- WORK TO BE COMPLETED -
From the entries below, list each line with "Dotacje".

++++ DATA

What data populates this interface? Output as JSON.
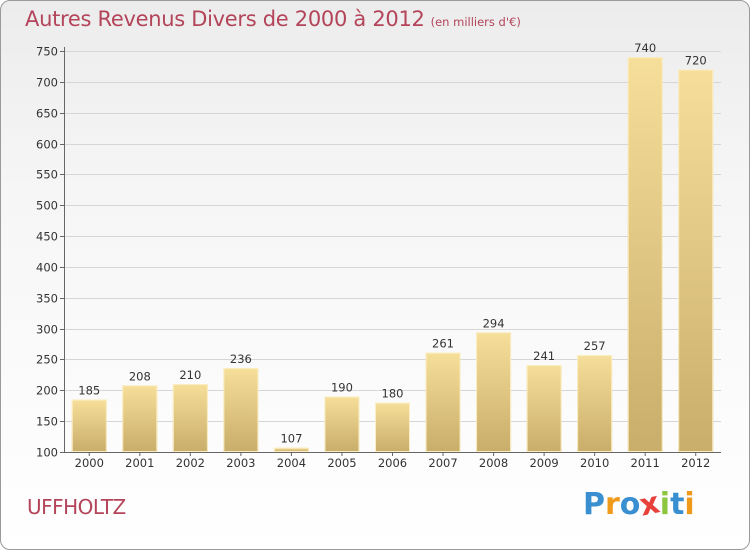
{
  "header": {
    "title": "Autres Revenus Divers de 2000 à 2012",
    "subtitle": "(en milliers d'€)"
  },
  "footer": {
    "location": "UFFHOLTZ",
    "logo_text": "Proxiti",
    "logo_letters": [
      "P",
      "r",
      "o",
      "x",
      "i",
      "t",
      "i"
    ],
    "logo_colors": [
      "#3a8fd0",
      "#f09a1c",
      "#3a8fd0",
      "#e8413c",
      "#8dc63f",
      "#3a8fd0",
      "#f09a1c"
    ]
  },
  "chart_data": {
    "type": "bar",
    "categories": [
      "2000",
      "2001",
      "2002",
      "2003",
      "2004",
      "2005",
      "2006",
      "2007",
      "2008",
      "2009",
      "2010",
      "2011",
      "2012"
    ],
    "values": [
      185,
      208,
      210,
      236,
      107,
      190,
      180,
      261,
      294,
      241,
      257,
      740,
      720
    ],
    "ylim": [
      100,
      750
    ],
    "yticks": [
      100,
      150,
      200,
      250,
      300,
      350,
      400,
      450,
      500,
      550,
      600,
      650,
      700,
      750
    ],
    "grid": true,
    "bar_color_light": "#f6df9a",
    "bar_color_dark": "#c9ad6a",
    "grid_color": "#d6d6d6",
    "text_color": "#333333"
  }
}
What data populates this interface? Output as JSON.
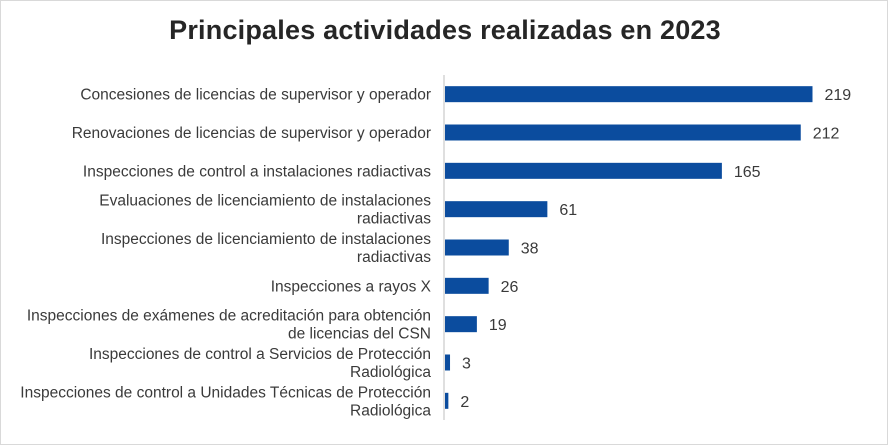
{
  "chart_data": {
    "type": "bar",
    "orientation": "horizontal",
    "title": "Principales actividades realizadas en 2023",
    "xlabel": "",
    "ylabel": "",
    "grid": false,
    "legend": "none",
    "categories": [
      "Concesiones de licencias de supervisor y operador",
      "Renovaciones de licencias de supervisor y operador",
      "Inspecciones de control a instalaciones radiactivas",
      "Evaluaciones de licenciamiento de instalaciones radiactivas",
      "Inspecciones de licenciamiento de instalaciones radiactivas",
      "Inspecciones a rayos X",
      "Inspecciones de exámenes de acreditación para obtención de licencias del CSN",
      "Inspecciones de control a Servicios de Protección Radiológica",
      "Inspecciones de control a Unidades Técnicas de Protección Radiológica"
    ],
    "label_lines": [
      [
        "Concesiones de licencias de supervisor y operador"
      ],
      [
        "Renovaciones de licencias de supervisor y operador"
      ],
      [
        "Inspecciones de control a instalaciones radiactivas"
      ],
      [
        "Evaluaciones de licenciamiento de instalaciones",
        "radiactivas"
      ],
      [
        "Inspecciones de licenciamiento de instalaciones",
        "radiactivas"
      ],
      [
        "Inspecciones a rayos X"
      ],
      [
        "Inspecciones de exámenes de acreditación para obtención",
        "de licencias del CSN"
      ],
      [
        "Inspecciones de control a Servicios de Protección",
        "Radiológica"
      ],
      [
        "Inspecciones de control a Unidades Técnicas de Protección",
        "Radiológica"
      ]
    ],
    "values": [
      219,
      212,
      165,
      61,
      38,
      26,
      19,
      3,
      2
    ],
    "xlim": [
      0,
      260
    ],
    "bar_color": "#0b4c9e",
    "axis_color": "#bfbfbf"
  }
}
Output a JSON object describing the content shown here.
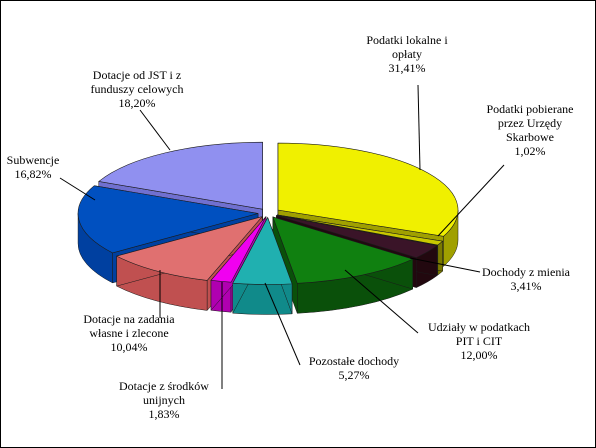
{
  "chart_data": {
    "type": "pie",
    "style": "3d-exploded",
    "legend": "none",
    "slices": [
      {
        "label_lines": [
          "Podatki lokalne i",
          "opłaty"
        ],
        "pct_label": "31,41%",
        "value": 31.41,
        "color": "#F0F000",
        "side_color": "#A0A000"
      },
      {
        "label_lines": [
          "Podatki  pobierane",
          "przez Urzędy",
          "Skarbowe"
        ],
        "pct_label": "1,02%",
        "value": 1.02,
        "color": "#C8C800",
        "side_color": "#7A7A00"
      },
      {
        "label_lines": [
          "Dochody z mienia"
        ],
        "pct_label": "3,41%",
        "value": 3.41,
        "color": "#3A1428",
        "side_color": "#22080F"
      },
      {
        "label_lines": [
          "Udziały w podatkach",
          "PIT i CIT"
        ],
        "pct_label": "12,00%",
        "value": 12.0,
        "color": "#108010",
        "side_color": "#0A500A"
      },
      {
        "label_lines": [
          "Pozostałe dochody"
        ],
        "pct_label": "5,27%",
        "value": 5.27,
        "color": "#20B0B0",
        "side_color": "#108A8A"
      },
      {
        "label_lines": [
          "Dotacje z  środków",
          "unijnych"
        ],
        "pct_label": "1,83%",
        "value": 1.83,
        "color": "#F000F0",
        "side_color": "#B000B0"
      },
      {
        "label_lines": [
          "Dotacje na zadania",
          "własne i zlecone"
        ],
        "pct_label": "10,04%",
        "value": 10.04,
        "color": "#E07070",
        "side_color": "#C05050"
      },
      {
        "label_lines": [
          "Subwencje"
        ],
        "pct_label": "16,82%",
        "value": 16.82,
        "color": "#0050C0",
        "side_color": "#0040A0"
      },
      {
        "label_lines": [
          "Dotacje od JST i z",
          "funduszy celowych"
        ],
        "pct_label": "18,20%",
        "value": 18.2,
        "color": "#9090F0",
        "side_color": "#7070D0"
      }
    ]
  }
}
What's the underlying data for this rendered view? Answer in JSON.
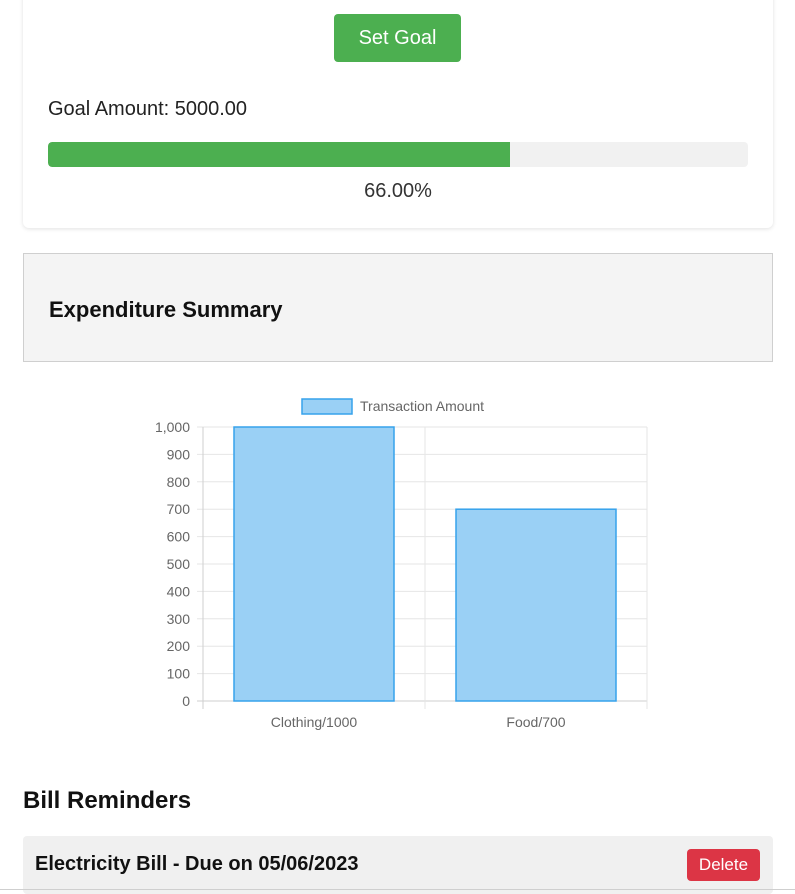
{
  "goal": {
    "set_goal_label": "Set Goal",
    "amount_text": "Goal Amount: 5000.00",
    "progress_fraction": 0.66,
    "progress_text": "66.00%",
    "fill_color": "#4caf50"
  },
  "summary": {
    "title": "Expenditure Summary"
  },
  "chart_data": {
    "type": "bar",
    "categories": [
      "Clothing/1000",
      "Food/700"
    ],
    "series": [
      {
        "name": "Transaction Amount",
        "values": [
          1000,
          700
        ]
      }
    ],
    "ylim": [
      0,
      1000
    ],
    "yticks": [
      0,
      100,
      200,
      300,
      400,
      500,
      600,
      700,
      800,
      900,
      1000
    ],
    "ytick_labels": [
      "0",
      "100",
      "200",
      "300",
      "400",
      "500",
      "600",
      "700",
      "800",
      "900",
      "1,000"
    ],
    "legend": "top",
    "grid": true,
    "bar_fill": "#9ad0f5",
    "bar_stroke": "#36a2eb"
  },
  "bills": {
    "title": "Bill Reminders",
    "items": [
      {
        "text": "Electricity Bill - Due on 05/06/2023",
        "delete_label": "Delete"
      }
    ]
  }
}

++++++++

- SOLUTION -
          "Dotacje z  środków",
          "Dotacje na zadania",
          "Dotacje od JST i z",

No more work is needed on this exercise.